** begin **

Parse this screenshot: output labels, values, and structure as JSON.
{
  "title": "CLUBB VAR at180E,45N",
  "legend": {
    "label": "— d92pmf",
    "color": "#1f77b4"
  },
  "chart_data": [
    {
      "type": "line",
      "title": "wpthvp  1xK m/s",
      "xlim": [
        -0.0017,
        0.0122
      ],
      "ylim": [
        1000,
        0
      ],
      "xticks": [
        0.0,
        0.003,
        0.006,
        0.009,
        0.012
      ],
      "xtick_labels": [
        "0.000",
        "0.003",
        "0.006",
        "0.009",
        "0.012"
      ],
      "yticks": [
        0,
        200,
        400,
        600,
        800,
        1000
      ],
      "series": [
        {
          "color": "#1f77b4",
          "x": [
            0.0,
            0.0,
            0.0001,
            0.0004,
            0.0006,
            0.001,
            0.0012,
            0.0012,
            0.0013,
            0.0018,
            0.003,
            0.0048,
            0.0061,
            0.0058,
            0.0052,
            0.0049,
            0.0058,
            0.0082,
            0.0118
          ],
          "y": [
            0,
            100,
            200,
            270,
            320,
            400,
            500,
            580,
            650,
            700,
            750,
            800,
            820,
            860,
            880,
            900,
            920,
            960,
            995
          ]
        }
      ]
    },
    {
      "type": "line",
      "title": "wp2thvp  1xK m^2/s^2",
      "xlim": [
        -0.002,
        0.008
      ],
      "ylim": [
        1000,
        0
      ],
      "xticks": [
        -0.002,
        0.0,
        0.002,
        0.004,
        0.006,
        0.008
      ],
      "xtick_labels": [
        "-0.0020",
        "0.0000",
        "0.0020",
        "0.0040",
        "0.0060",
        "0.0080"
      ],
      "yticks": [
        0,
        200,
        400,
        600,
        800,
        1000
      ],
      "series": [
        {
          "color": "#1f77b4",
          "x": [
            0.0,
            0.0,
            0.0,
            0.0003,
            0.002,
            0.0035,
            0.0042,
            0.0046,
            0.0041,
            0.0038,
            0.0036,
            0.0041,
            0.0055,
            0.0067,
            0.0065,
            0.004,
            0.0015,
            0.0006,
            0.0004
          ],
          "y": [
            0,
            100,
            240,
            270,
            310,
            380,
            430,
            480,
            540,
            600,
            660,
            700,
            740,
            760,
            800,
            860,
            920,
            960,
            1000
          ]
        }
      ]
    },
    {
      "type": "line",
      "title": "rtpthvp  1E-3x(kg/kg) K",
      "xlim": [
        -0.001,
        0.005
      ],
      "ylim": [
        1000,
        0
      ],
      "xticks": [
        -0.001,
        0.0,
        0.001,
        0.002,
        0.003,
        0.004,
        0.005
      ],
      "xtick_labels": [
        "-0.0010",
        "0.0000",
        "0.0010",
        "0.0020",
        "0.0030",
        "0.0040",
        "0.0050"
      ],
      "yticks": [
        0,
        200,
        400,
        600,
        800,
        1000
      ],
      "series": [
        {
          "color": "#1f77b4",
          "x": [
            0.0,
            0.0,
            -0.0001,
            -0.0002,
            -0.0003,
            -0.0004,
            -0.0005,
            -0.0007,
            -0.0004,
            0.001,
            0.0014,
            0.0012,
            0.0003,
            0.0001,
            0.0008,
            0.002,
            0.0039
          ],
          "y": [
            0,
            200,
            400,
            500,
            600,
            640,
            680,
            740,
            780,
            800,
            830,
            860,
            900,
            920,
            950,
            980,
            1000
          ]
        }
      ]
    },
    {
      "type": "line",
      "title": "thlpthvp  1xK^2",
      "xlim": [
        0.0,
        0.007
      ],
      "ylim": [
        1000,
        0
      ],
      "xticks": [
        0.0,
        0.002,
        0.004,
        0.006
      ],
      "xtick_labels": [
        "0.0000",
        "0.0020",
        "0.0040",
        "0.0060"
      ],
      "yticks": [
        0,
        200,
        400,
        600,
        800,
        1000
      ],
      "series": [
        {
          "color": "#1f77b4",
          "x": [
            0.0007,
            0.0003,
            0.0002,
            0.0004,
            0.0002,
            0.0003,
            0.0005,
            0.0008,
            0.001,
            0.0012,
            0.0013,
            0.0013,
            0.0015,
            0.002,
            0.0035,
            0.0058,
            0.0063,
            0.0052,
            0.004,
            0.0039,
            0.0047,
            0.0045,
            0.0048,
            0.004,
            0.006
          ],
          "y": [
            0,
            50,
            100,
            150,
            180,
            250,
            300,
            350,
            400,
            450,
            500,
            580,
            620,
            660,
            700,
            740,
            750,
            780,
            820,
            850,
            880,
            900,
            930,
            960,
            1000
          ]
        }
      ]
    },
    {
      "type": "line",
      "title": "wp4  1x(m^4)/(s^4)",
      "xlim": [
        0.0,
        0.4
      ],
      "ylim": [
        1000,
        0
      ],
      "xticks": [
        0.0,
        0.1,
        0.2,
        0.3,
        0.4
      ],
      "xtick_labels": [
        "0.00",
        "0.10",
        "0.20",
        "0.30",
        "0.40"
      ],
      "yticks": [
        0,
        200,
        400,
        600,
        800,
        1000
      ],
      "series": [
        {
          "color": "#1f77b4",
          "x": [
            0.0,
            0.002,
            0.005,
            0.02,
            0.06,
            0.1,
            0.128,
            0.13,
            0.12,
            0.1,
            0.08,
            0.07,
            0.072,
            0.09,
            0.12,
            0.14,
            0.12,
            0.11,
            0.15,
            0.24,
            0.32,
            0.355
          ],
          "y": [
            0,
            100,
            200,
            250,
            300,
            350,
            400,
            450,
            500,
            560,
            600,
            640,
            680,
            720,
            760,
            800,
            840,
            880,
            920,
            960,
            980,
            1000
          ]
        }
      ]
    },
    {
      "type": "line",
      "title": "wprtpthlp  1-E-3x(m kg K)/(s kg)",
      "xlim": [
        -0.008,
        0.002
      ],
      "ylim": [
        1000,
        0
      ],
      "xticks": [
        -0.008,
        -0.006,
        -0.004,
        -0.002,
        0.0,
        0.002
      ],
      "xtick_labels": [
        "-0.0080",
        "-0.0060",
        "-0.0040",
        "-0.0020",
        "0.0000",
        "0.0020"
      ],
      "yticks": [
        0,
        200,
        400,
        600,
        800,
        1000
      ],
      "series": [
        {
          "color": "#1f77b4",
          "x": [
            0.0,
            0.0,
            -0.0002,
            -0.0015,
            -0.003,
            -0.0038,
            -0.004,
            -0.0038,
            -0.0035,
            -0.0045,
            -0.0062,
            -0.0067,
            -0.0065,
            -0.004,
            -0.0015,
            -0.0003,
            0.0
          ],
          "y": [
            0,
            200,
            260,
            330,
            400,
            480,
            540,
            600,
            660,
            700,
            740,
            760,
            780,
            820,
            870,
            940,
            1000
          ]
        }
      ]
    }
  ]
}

** end **

Repeat the data exactly. Leave nothing out.

Parse this screenshot: output labels, values, and structure as JSON.
{
  "title": "CLUBB VAR at180E,45N",
  "legend": {
    "label": "— d92pmf",
    "color": "#1f77b4"
  },
  "chart_data": [
    {
      "type": "line",
      "title": "wpthvp  1xK m/s",
      "xlim": [
        -0.0017,
        0.0122
      ],
      "ylim": [
        1000,
        0
      ],
      "xticks": [
        0.0,
        0.003,
        0.006,
        0.009,
        0.012
      ],
      "xtick_labels": [
        "0.000",
        "0.003",
        "0.006",
        "0.009",
        "0.012"
      ],
      "yticks": [
        0,
        200,
        400,
        600,
        800,
        1000
      ],
      "series": [
        {
          "color": "#1f77b4",
          "x": [
            0.0,
            0.0,
            0.0001,
            0.0004,
            0.0006,
            0.001,
            0.0012,
            0.0012,
            0.0013,
            0.0018,
            0.003,
            0.0048,
            0.0061,
            0.0058,
            0.0052,
            0.0049,
            0.0058,
            0.0082,
            0.0118
          ],
          "y": [
            0,
            100,
            200,
            270,
            320,
            400,
            500,
            580,
            650,
            700,
            750,
            800,
            820,
            860,
            880,
            900,
            920,
            960,
            995
          ]
        }
      ]
    },
    {
      "type": "line",
      "title": "wp2thvp  1xK m^2/s^2",
      "xlim": [
        -0.002,
        0.008
      ],
      "ylim": [
        1000,
        0
      ],
      "xticks": [
        -0.002,
        0.0,
        0.002,
        0.004,
        0.006,
        0.008
      ],
      "xtick_labels": [
        "-0.0020",
        "0.0000",
        "0.0020",
        "0.0040",
        "0.0060",
        "0.0080"
      ],
      "yticks": [
        0,
        200,
        400,
        600,
        800,
        1000
      ],
      "series": [
        {
          "color": "#1f77b4",
          "x": [
            0.0,
            0.0,
            0.0,
            0.0003,
            0.002,
            0.0035,
            0.0042,
            0.0046,
            0.0041,
            0.0038,
            0.0036,
            0.0041,
            0.0055,
            0.0067,
            0.0065,
            0.004,
            0.0015,
            0.0006,
            0.0004
          ],
          "y": [
            0,
            100,
            240,
            270,
            310,
            380,
            430,
            480,
            540,
            600,
            660,
            700,
            740,
            760,
            800,
            860,
            920,
            960,
            1000
          ]
        }
      ]
    },
    {
      "type": "line",
      "title": "rtpthvp  1E-3x(kg/kg) K",
      "xlim": [
        -0.001,
        0.005
      ],
      "ylim": [
        1000,
        0
      ],
      "xticks": [
        -0.001,
        0.0,
        0.001,
        0.002,
        0.003,
        0.004,
        0.005
      ],
      "xtick_labels": [
        "-0.0010",
        "0.0000",
        "0.0010",
        "0.0020",
        "0.0030",
        "0.0040",
        "0.0050"
      ],
      "yticks": [
        0,
        200,
        400,
        600,
        800,
        1000
      ],
      "series": [
        {
          "color": "#1f77b4",
          "x": [
            0.0,
            0.0,
            -0.0001,
            -0.0002,
            -0.0003,
            -0.0004,
            -0.0005,
            -0.0007,
            -0.0004,
            0.001,
            0.0014,
            0.0012,
            0.0003,
            0.0001,
            0.0008,
            0.002,
            0.0039
          ],
          "y": [
            0,
            200,
            400,
            500,
            600,
            640,
            680,
            740,
            780,
            800,
            830,
            860,
            900,
            920,
            950,
            980,
            1000
          ]
        }
      ]
    },
    {
      "type": "line",
      "title": "thlpthvp  1xK^2",
      "xlim": [
        0.0,
        0.007
      ],
      "ylim": [
        1000,
        0
      ],
      "xticks": [
        0.0,
        0.002,
        0.004,
        0.006
      ],
      "xtick_labels": [
        "0.0000",
        "0.0020",
        "0.0040",
        "0.0060"
      ],
      "yticks": [
        0,
        200,
        400,
        600,
        800,
        1000
      ],
      "series": [
        {
          "color": "#1f77b4",
          "x": [
            0.0007,
            0.0003,
            0.0002,
            0.0004,
            0.0002,
            0.0003,
            0.0005,
            0.0008,
            0.001,
            0.0012,
            0.0013,
            0.0013,
            0.0015,
            0.002,
            0.0035,
            0.0058,
            0.0063,
            0.0052,
            0.004,
            0.0039,
            0.0047,
            0.0045,
            0.0048,
            0.004,
            0.006
          ],
          "y": [
            0,
            50,
            100,
            150,
            180,
            250,
            300,
            350,
            400,
            450,
            500,
            580,
            620,
            660,
            700,
            740,
            750,
            780,
            820,
            850,
            880,
            900,
            930,
            960,
            1000
          ]
        }
      ]
    },
    {
      "type": "line",
      "title": "wp4  1x(m^4)/(s^4)",
      "xlim": [
        0.0,
        0.4
      ],
      "ylim": [
        1000,
        0
      ],
      "xticks": [
        0.0,
        0.1,
        0.2,
        0.3,
        0.4
      ],
      "xtick_labels": [
        "0.00",
        "0.10",
        "0.20",
        "0.30",
        "0.40"
      ],
      "yticks": [
        0,
        200,
        400,
        600,
        800,
        1000
      ],
      "series": [
        {
          "color": "#1f77b4",
          "x": [
            0.0,
            0.002,
            0.005,
            0.02,
            0.06,
            0.1,
            0.128,
            0.13,
            0.12,
            0.1,
            0.08,
            0.07,
            0.072,
            0.09,
            0.12,
            0.14,
            0.12,
            0.11,
            0.15,
            0.24,
            0.32,
            0.355
          ],
          "y": [
            0,
            100,
            200,
            250,
            300,
            350,
            400,
            450,
            500,
            560,
            600,
            640,
            680,
            720,
            760,
            800,
            840,
            880,
            920,
            960,
            980,
            1000
          ]
        }
      ]
    },
    {
      "type": "line",
      "title": "wprtpthlp  1-E-3x(m kg K)/(s kg)",
      "xlim": [
        -0.008,
        0.002
      ],
      "ylim": [
        1000,
        0
      ],
      "xticks": [
        -0.008,
        -0.006,
        -0.004,
        -0.002,
        0.0,
        0.002
      ],
      "xtick_labels": [
        "-0.0080",
        "-0.0060",
        "-0.0040",
        "-0.0020",
        "0.0000",
        "0.0020"
      ],
      "yticks": [
        0,
        200,
        400,
        600,
        800,
        1000
      ],
      "series": [
        {
          "color": "#1f77b4",
          "x": [
            0.0,
            0.0,
            -0.0002,
            -0.0015,
            -0.003,
            -0.0038,
            -0.004,
            -0.0038,
            -0.0035,
            -0.0045,
            -0.0062,
            -0.0067,
            -0.0065,
            -0.004,
            -0.0015,
            -0.0003,
            0.0
          ],
          "y": [
            0,
            200,
            260,
            330,
            400,
            480,
            540,
            600,
            660,
            700,
            740,
            760,
            780,
            820,
            870,
            940,
            1000
          ]
        }
      ]
    }
  ]
}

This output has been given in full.